## To be done
Can you render the items below as a JSON list of strings, one string per line and blank lines omitted, from the first line up to and including the line that contains "For every button, label, input, icon, or"?

## Entries
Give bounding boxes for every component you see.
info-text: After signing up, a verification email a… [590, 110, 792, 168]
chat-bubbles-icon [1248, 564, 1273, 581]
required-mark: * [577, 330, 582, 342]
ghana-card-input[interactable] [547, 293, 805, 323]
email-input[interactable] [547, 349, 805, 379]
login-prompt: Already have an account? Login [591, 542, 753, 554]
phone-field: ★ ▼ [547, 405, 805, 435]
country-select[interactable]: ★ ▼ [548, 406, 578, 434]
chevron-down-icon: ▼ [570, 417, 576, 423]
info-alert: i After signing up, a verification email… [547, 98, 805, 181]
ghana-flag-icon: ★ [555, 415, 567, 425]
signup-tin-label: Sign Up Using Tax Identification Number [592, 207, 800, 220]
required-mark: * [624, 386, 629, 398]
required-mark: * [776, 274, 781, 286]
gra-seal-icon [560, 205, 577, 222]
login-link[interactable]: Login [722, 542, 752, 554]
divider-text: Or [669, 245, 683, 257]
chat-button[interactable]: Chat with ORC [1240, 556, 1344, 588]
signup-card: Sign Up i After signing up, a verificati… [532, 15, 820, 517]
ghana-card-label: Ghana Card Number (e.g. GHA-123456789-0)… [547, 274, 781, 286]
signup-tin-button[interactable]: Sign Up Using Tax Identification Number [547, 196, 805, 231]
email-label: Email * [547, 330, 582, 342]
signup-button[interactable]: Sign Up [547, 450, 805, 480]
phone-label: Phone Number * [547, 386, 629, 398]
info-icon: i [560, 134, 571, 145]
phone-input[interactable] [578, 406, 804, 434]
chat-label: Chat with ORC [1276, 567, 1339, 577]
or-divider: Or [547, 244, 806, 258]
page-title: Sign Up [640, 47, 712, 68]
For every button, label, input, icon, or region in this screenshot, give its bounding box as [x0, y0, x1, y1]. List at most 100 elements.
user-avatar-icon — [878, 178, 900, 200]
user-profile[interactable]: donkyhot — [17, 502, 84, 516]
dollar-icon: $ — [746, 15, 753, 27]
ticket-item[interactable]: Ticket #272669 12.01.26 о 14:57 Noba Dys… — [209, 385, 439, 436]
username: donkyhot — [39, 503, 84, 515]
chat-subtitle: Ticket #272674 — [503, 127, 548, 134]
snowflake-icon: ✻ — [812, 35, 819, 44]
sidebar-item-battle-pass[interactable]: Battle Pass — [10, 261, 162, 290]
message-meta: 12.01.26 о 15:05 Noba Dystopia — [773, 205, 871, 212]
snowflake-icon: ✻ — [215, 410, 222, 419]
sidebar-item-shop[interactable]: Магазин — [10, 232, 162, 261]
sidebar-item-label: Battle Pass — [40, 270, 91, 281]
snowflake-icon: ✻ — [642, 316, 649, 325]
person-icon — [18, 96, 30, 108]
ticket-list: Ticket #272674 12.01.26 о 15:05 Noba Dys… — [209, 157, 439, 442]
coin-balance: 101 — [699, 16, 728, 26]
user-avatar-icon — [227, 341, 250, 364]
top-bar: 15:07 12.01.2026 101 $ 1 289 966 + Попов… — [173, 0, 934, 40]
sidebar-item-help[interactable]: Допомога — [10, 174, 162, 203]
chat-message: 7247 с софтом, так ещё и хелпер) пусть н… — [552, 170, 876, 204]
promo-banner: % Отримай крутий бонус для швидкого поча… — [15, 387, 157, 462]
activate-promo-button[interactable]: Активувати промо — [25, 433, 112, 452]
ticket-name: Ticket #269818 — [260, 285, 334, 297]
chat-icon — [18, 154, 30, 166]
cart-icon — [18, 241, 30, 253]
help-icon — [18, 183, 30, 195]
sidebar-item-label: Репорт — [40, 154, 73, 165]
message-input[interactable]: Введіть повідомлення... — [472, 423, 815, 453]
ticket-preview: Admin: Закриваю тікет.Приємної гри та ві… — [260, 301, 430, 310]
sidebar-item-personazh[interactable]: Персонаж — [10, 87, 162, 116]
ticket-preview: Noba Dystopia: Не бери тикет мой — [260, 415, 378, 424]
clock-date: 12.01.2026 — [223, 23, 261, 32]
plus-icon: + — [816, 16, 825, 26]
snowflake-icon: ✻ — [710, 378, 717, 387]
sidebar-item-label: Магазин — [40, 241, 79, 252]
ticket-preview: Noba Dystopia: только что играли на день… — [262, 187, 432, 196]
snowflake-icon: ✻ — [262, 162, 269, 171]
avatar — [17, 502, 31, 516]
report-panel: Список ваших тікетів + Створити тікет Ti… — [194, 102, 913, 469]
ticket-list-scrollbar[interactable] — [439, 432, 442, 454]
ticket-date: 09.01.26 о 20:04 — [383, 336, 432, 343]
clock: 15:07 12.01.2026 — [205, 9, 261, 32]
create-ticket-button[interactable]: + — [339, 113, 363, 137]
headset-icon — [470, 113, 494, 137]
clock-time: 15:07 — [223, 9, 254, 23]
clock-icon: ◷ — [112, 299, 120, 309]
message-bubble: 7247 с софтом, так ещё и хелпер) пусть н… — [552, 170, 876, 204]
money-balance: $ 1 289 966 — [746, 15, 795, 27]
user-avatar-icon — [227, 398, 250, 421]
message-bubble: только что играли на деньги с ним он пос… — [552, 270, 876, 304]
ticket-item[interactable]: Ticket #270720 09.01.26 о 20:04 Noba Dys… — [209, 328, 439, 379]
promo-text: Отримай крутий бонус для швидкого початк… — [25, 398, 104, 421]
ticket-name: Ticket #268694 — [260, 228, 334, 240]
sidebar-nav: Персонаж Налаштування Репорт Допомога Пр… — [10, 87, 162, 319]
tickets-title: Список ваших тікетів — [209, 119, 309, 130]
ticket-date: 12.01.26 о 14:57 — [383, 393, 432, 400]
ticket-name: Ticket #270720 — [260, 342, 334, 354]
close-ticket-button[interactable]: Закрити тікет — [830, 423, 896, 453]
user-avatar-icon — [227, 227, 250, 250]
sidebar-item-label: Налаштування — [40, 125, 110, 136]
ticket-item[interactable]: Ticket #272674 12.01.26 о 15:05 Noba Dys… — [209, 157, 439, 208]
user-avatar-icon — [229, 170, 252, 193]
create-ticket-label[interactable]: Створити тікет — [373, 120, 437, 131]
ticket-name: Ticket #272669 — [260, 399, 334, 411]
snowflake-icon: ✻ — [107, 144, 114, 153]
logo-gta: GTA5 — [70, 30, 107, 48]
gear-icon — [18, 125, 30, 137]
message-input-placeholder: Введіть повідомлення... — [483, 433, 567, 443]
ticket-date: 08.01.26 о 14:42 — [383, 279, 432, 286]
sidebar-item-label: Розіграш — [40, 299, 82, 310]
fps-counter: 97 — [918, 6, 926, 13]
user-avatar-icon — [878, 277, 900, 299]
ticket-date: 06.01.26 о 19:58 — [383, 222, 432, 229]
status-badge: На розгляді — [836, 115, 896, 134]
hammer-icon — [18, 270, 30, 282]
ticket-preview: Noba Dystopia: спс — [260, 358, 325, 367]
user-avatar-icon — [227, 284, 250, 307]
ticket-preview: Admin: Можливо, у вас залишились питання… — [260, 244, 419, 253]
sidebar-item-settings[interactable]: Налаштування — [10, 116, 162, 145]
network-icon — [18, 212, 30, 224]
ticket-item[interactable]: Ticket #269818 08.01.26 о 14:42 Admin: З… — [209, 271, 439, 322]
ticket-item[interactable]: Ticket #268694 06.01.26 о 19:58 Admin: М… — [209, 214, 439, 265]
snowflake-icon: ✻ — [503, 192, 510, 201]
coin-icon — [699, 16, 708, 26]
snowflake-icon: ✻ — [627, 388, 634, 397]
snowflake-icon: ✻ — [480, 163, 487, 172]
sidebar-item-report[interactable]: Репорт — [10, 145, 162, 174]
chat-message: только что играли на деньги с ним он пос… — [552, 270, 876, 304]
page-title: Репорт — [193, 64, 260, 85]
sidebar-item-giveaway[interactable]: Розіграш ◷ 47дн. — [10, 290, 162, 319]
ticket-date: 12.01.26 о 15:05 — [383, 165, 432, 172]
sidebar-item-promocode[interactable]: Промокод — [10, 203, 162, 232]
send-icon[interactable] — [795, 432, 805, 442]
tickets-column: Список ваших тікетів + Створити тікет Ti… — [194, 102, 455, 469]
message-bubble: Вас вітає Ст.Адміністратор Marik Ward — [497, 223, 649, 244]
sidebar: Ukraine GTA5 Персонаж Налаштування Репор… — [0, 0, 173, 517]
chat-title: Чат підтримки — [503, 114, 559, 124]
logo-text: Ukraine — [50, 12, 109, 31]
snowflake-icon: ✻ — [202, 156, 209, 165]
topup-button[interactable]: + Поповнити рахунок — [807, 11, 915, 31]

## Problem solution
[
  "Give bounding boxes for every component you see.",
  "info-text: After signing up, a verification email a… [590, 110, 792, 168]",
  "chat-bubbles-icon [1248, 564, 1273, 581]",
  "required-mark: * [577, 330, 582, 342]",
  "ghana-card-input[interactable] [547, 293, 805, 323]",
  "email-input[interactable] [547, 349, 805, 379]",
  "login-prompt: Already have an account? Login [591, 542, 753, 554]",
  "phone-field: ★ ▼ [547, 405, 805, 435]",
  "country-select[interactable]: ★ ▼ [548, 406, 578, 434]",
  "chevron-down-icon: ▼ [570, 417, 576, 423]",
  "info-alert: i After signing up, a verification email… [547, 98, 805, 181]",
  "ghana-flag-icon: ★ [555, 415, 567, 425]",
  "signup-tin-label: Sign Up Using Tax Identification Number [592, 207, 800, 220]",
  "required-mark: * [624, 386, 629, 398]",
  "required-mark: * [776, 274, 781, 286]",
  "gra-seal-icon [560, 205, 577, 222]",
  "login-link[interactable]: Login [722, 542, 752, 554]",
  "divider-text: Or [669, 245, 683, 257]",
  "chat-button[interactable]: Chat with ORC [1240, 556, 1344, 588]",
  "signup-card: Sign Up i After signing up, a verificati… [532, 15, 820, 517]",
  "ghana-card-label: Ghana Card Number (e.g. GHA-123456789-0)… [547, 274, 781, 286]",
  "signup-tin-button[interactable]: Sign Up Using Tax Identification Number [547, 196, 805, 231]",
  "email-label: Email * [547, 330, 582, 342]",
  "signup-button[interactable]: Sign Up [547, 450, 805, 480]",
  "phone-label: Phone Number * [547, 386, 629, 398]",
  "info-icon: i [560, 134, 571, 145]",
  "phone-input[interactable] [578, 406, 804, 434]",
  "chat-label: Chat with ORC [1276, 567, 1339, 577]",
  "or-divider: Or [547, 244, 806, 258]",
  "page-title: Sign Up [640, 47, 712, 68]",
  "For every button, label, input, icon, or region in this screenshot, give its bounding box as [x0, y0, x1, y1]. List at most 100 elements."
]